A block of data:
——

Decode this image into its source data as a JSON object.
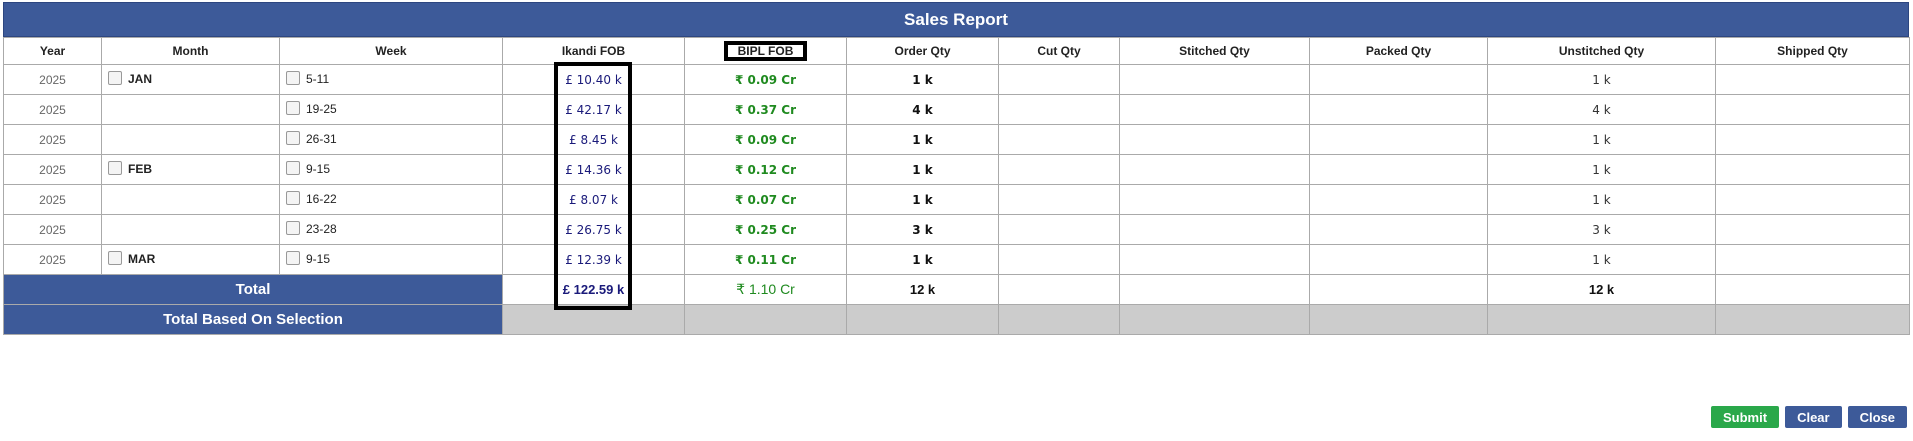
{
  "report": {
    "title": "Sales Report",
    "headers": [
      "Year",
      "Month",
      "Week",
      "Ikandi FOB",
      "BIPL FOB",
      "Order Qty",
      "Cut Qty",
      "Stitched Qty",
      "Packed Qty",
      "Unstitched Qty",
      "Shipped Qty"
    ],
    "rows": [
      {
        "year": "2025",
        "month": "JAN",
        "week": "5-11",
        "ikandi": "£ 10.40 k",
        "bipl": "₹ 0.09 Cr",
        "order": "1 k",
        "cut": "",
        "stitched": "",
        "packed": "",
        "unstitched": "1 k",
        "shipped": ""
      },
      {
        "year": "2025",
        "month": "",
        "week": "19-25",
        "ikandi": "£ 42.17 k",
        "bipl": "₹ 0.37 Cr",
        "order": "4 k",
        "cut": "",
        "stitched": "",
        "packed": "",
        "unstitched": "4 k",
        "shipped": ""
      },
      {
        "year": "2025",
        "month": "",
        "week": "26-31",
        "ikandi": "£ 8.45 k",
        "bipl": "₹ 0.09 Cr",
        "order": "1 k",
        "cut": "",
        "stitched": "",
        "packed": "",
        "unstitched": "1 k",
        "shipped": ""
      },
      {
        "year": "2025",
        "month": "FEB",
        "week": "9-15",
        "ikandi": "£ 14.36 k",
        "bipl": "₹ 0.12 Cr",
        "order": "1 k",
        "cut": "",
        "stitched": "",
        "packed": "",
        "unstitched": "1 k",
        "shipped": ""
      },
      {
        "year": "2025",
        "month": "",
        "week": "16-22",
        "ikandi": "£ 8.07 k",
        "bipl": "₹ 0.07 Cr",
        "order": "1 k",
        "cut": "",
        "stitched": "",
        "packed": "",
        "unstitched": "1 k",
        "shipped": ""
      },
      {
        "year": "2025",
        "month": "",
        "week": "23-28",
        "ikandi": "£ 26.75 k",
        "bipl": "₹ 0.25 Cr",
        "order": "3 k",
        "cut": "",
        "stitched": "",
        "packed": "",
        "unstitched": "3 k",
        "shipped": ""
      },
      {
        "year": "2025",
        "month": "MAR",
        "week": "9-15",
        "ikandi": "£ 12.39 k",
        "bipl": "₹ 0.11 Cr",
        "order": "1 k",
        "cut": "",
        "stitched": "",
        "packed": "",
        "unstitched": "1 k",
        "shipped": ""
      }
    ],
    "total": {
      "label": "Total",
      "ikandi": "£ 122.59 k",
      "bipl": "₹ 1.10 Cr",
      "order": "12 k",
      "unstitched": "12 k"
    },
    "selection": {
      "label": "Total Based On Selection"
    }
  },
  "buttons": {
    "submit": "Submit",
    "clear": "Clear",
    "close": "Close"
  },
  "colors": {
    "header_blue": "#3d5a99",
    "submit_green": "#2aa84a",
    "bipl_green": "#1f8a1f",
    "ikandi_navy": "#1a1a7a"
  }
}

——

**AIM**
Working from the listing above, pick out every line that has "label" and copy it.

**RESPONSE TO THIS TASK**
      "label": "Total",
      "label": "Total Based On Selection"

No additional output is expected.